___ INFORMATION PROVIDED

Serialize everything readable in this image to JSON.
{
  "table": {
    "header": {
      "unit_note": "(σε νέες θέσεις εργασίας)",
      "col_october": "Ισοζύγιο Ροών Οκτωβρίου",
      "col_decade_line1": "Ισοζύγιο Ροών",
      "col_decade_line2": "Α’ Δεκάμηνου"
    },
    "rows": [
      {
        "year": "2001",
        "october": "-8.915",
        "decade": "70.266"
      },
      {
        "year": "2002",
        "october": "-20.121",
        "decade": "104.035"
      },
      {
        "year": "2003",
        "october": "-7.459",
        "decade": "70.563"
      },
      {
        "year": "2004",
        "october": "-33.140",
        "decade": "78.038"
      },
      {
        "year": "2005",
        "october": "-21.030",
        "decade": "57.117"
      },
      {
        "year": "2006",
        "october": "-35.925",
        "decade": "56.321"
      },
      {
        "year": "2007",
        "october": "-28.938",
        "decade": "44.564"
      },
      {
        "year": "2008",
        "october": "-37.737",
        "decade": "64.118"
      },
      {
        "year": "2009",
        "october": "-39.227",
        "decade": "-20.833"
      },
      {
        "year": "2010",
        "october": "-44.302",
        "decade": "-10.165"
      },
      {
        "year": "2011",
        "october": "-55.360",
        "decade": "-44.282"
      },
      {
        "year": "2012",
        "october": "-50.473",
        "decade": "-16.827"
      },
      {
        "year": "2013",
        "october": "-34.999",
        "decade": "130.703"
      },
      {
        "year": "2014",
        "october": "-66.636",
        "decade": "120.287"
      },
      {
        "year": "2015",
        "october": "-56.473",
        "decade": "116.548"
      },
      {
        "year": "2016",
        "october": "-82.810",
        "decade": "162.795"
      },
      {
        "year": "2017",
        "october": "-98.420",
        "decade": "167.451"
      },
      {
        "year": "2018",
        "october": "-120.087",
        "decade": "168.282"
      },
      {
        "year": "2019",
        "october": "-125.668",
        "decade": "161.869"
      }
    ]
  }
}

______

Reproduce every record, matching each line exactly.

*RESPONSE TO THE TASK:*
Serialize everything readable in this image to JSON.
{
  "table": {
    "header": {
      "unit_note": "(σε νέες θέσεις εργασίας)",
      "col_october": "Ισοζύγιο Ροών Οκτωβρίου",
      "col_decade_line1": "Ισοζύγιο Ροών",
      "col_decade_line2": "Α’ Δεκάμηνου"
    },
    "rows": [
      {
        "year": "2001",
        "october": "-8.915",
        "decade": "70.266"
      },
      {
        "year": "2002",
        "october": "-20.121",
        "decade": "104.035"
      },
      {
        "year": "2003",
        "october": "-7.459",
        "decade": "70.563"
      },
      {
        "year": "2004",
        "october": "-33.140",
        "decade": "78.038"
      },
      {
        "year": "2005",
        "october": "-21.030",
        "decade": "57.117"
      },
      {
        "year": "2006",
        "october": "-35.925",
        "decade": "56.321"
      },
      {
        "year": "2007",
        "october": "-28.938",
        "decade": "44.564"
      },
      {
        "year": "2008",
        "october": "-37.737",
        "decade": "64.118"
      },
      {
        "year": "2009",
        "october": "-39.227",
        "decade": "-20.833"
      },
      {
        "year": "2010",
        "october": "-44.302",
        "decade": "-10.165"
      },
      {
        "year": "2011",
        "october": "-55.360",
        "decade": "-44.282"
      },
      {
        "year": "2012",
        "october": "-50.473",
        "decade": "-16.827"
      },
      {
        "year": "2013",
        "october": "-34.999",
        "decade": "130.703"
      },
      {
        "year": "2014",
        "october": "-66.636",
        "decade": "120.287"
      },
      {
        "year": "2015",
        "october": "-56.473",
        "decade": "116.548"
      },
      {
        "year": "2016",
        "october": "-82.810",
        "decade": "162.795"
      },
      {
        "year": "2017",
        "october": "-98.420",
        "decade": "167.451"
      },
      {
        "year": "2018",
        "october": "-120.087",
        "decade": "168.282"
      },
      {
        "year": "2019",
        "october": "-125.668",
        "decade": "161.869"
      }
    ]
  }
}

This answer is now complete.